(Written request 1) In the knife thread, what did Pappy put on the snakewood handle?

(Excerpt)
# Finally got a break in the heat



## Jack "Pappy" Lewis (Jun 20, 2016)

It has been so hot here & I have been so sick but both are beginning to subside, so i made it to the shop. Had time to finish this one for the wife. It is Damascus but she liked the polished look better, Snakewood with holly spacers 12" of meat cutting terror! She loved it now i got to make it's lil' brother....

Reactions: Like 2 | EyeCandy! 7 | Way Cool 1


----------



## Nature Man (Jun 20, 2016)

Simply divine! Can't see the Holly though. Chuck

Reactions: Agree 2


----------



## Tony (Jun 20, 2016)

Beautiful knife Pappy! Tony


----------



## ironman123 (Jun 20, 2016)

A OK


----------



## NYWoodturner (Jun 20, 2016)

Nice knife Pappy. Shame she wants damascus polished but you know what they say... Happy wife happy life!  I think you mage the right decision.


----------



## Strider (Jun 21, 2016)

Nice! There is no better gift! There is something shining in their eye when they start using, start whittling...gives them some kind of satisfaction. I like that! :) What did you coat the snakewood with?


----------



## Jack "Pappy" Lewis (Jun 22, 2016)

the snakewood has Mylands friction polish over Renaissance wax...I am sorry about pic with the holly showing...LOL


----------



## robert flynt (Jun 22, 2016)

Nice pappy. You need to go to Sam's and buy one of those squirrel cage fans if they still have any. Those thing will blow you out of your socks! I love mine.


----------



## Jack "Pappy" Lewis (Jun 22, 2016)

this is what it looked like before......

Reactions: Way Cool 1


----------



## robert flynt (Jun 24, 2016)

I've seen that diamond pattern created by putting a piece of expanded metal on top of a red hot billet of damascus and striking it with a power hammer. Brad Vice, Alabama Damascus makes it. Very unusual and nice pattern.


----------

(Given data)
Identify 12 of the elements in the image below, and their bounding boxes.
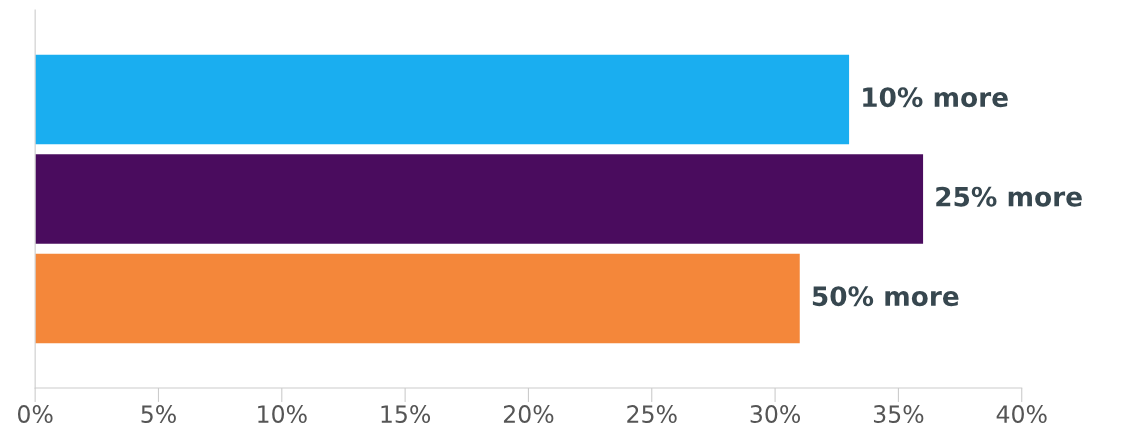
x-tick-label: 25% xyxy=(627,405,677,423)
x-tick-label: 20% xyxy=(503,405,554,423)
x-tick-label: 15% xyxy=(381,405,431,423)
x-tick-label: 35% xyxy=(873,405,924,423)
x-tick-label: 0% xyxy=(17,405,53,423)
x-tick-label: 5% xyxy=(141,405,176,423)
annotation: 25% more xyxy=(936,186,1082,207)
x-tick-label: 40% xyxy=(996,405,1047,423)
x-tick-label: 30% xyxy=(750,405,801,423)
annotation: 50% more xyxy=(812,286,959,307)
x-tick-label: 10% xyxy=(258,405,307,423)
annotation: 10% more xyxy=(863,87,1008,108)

* * *

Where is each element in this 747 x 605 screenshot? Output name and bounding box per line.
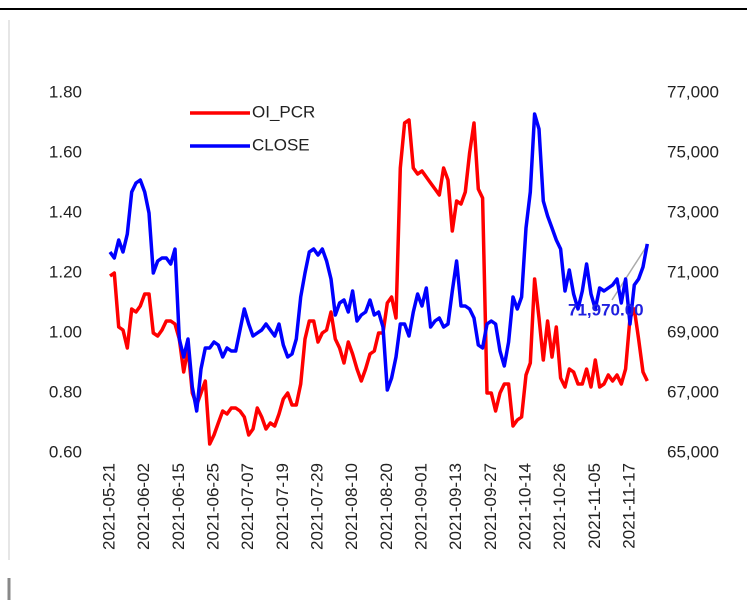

(Written request 2) From the listing, copy out word for word the lines starting at the one containing "Identify 12 of" and ending at the one containing "annotation: 10% more xyxy=(863,87,1008,108)", including both. Leave out the pictures.

(Reply 1) Mylands friction polish over Renaissance wax.

(Reply 2)
Identify 12 of the elements in the image below, and their bounding boxes.
x-tick-label: 25% xyxy=(627,405,677,423)
x-tick-label: 20% xyxy=(503,405,554,423)
x-tick-label: 15% xyxy=(381,405,431,423)
x-tick-label: 35% xyxy=(873,405,924,423)
x-tick-label: 0% xyxy=(17,405,53,423)
x-tick-label: 5% xyxy=(141,405,176,423)
annotation: 25% more xyxy=(936,186,1082,207)
x-tick-label: 40% xyxy=(996,405,1047,423)
x-tick-label: 30% xyxy=(750,405,801,423)
annotation: 50% more xyxy=(812,286,959,307)
x-tick-label: 10% xyxy=(258,405,307,423)
annotation: 10% more xyxy=(863,87,1008,108)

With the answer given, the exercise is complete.